## AIM OF THE TASK
Reproduce the entries in full, with no changes.

>>>>>

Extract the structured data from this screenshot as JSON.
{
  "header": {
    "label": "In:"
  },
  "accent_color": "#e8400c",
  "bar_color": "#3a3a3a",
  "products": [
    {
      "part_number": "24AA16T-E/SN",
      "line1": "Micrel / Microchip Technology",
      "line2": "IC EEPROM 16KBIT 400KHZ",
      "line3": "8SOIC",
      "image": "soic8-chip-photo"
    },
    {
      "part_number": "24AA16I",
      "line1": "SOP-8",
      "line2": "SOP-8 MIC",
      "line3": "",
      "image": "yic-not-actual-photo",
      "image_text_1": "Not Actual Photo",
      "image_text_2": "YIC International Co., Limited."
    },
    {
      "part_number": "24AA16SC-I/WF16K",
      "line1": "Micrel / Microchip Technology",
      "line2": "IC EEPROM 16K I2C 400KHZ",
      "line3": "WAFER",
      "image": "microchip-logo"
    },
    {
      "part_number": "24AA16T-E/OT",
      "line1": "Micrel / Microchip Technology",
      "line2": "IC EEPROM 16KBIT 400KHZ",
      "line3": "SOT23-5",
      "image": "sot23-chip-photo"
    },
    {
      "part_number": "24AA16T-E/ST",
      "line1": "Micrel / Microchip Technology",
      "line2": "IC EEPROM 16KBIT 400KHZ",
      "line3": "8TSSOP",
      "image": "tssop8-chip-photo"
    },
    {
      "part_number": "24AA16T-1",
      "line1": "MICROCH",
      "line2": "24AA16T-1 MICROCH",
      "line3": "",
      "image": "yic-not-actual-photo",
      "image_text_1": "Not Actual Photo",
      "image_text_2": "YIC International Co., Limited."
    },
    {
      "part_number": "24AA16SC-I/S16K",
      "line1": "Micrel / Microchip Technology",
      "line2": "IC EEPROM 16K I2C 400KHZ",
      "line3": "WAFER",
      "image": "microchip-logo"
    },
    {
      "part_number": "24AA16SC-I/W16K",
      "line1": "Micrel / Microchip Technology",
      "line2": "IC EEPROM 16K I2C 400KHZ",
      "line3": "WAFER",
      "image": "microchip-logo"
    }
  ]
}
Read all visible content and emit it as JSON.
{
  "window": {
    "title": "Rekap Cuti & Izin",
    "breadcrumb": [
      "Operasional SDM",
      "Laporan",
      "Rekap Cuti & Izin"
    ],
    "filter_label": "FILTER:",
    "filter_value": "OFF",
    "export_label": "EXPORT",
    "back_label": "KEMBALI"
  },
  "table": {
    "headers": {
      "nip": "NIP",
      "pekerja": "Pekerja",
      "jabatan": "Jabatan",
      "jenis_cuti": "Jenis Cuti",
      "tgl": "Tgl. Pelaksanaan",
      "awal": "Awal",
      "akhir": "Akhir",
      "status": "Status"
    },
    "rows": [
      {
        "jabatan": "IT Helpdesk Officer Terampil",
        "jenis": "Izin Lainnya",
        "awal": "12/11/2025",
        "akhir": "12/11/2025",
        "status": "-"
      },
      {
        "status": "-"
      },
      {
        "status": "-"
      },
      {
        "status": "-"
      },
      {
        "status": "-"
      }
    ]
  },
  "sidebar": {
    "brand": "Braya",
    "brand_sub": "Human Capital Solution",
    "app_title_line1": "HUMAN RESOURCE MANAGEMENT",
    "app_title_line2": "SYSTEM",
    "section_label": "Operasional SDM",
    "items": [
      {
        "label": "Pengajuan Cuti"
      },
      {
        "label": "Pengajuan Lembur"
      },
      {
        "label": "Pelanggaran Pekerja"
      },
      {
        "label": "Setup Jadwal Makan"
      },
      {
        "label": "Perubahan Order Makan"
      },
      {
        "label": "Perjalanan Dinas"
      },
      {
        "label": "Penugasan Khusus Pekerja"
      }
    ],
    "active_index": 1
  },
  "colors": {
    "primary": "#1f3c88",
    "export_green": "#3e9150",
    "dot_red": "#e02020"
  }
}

<<<<<

## WORKED ANSWER
Extract the structured data from this screenshot as JSON.
{
  "header": {
    "label": "In:"
  },
  "accent_color": "#e8400c",
  "bar_color": "#3a3a3a",
  "products": [
    {
      "part_number": "24AA16T-E/SN",
      "line1": "Micrel / Microchip Technology",
      "line2": "IC EEPROM 16KBIT 400KHZ",
      "line3": "8SOIC",
      "image": "soic8-chip-photo"
    },
    {
      "part_number": "24AA16I",
      "line1": "SOP-8",
      "line2": "SOP-8 MIC",
      "line3": "",
      "image": "yic-not-actual-photo",
      "image_text_1": "Not Actual Photo",
      "image_text_2": "YIC International Co., Limited."
    },
    {
      "part_number": "24AA16SC-I/WF16K",
      "line1": "Micrel / Microchip Technology",
      "line2": "IC EEPROM 16K I2C 400KHZ",
      "line3": "WAFER",
      "image": "microchip-logo"
    },
    {
      "part_number": "24AA16T-E/OT",
      "line1": "Micrel / Microchip Technology",
      "line2": "IC EEPROM 16KBIT 400KHZ",
      "line3": "SOT23-5",
      "image": "sot23-chip-photo"
    },
    {
      "part_number": "24AA16T-E/ST",
      "line1": "Micrel / Microchip Technology",
      "line2": "IC EEPROM 16KBIT 400KHZ",
      "line3": "8TSSOP",
      "image": "tssop8-chip-photo"
    },
    {
      "part_number": "24AA16T-1",
      "line1": "MICROCH",
      "line2": "24AA16T-1 MICROCH",
      "line3": "",
      "image": "yic-not-actual-photo",
      "image_text_1": "Not Actual Photo",
      "image_text_2": "YIC International Co., Limited."
    },
    {
      "part_number": "24AA16SC-I/S16K",
      "line1": "Micrel / Microchip Technology",
      "line2": "IC EEPROM 16K I2C 400KHZ",
      "line3": "WAFER",
      "image": "microchip-logo"
    },
    {
      "part_number": "24AA16SC-I/W16K",
      "line1": "Micrel / Microchip Technology",
      "line2": "IC EEPROM 16K I2C 400KHZ",
      "line3": "WAFER",
      "image": "microchip-logo"
    }
  ]
}
Read all visible content and emit it as JSON.
{
  "window": {
    "title": "Rekap Cuti & Izin",
    "breadcrumb": [
      "Operasional SDM",
      "Laporan",
      "Rekap Cuti & Izin"
    ],
    "filter_label": "FILTER:",
    "filter_value": "OFF",
    "export_label": "EXPORT",
    "back_label": "KEMBALI"
  },
  "table": {
    "headers": {
      "nip": "NIP",
      "pekerja": "Pekerja",
      "jabatan": "Jabatan",
      "jenis_cuti": "Jenis Cuti",
      "tgl": "Tgl. Pelaksanaan",
      "awal": "Awal",
      "akhir": "Akhir",
      "status": "Status"
    },
    "rows": [
      {
        "jabatan": "IT Helpdesk Officer Terampil",
        "jenis": "Izin Lainnya",
        "awal": "12/11/2025",
        "akhir": "12/11/2025",
        "status": "-"
      },
      {
        "status": "-"
      },
      {
        "status": "-"
      },
      {
        "status": "-"
      },
      {
        "status": "-"
      }
    ]
  },
  "sidebar": {
    "brand": "Braya",
    "brand_sub": "Human Capital Solution",
    "app_title_line1": "HUMAN RESOURCE MANAGEMENT",
    "app_title_line2": "SYSTEM",
    "section_label": "Operasional SDM",
    "items": [
      {
        "label": "Pengajuan Cuti"
      },
      {
        "label": "Pengajuan Lembur"
      },
      {
        "label": "Pelanggaran Pekerja"
      },
      {
        "label": "Setup Jadwal Makan"
      },
      {
        "label": "Perubahan Order Makan"
      },
      {
        "label": "Perjalanan Dinas"
      },
      {
        "label": "Penugasan Khusus Pekerja"
      }
    ],
    "active_index": 1
  },
  "colors": {
    "primary": "#1f3c88",
    "export_green": "#3e9150",
    "dot_red": "#e02020"
  }
}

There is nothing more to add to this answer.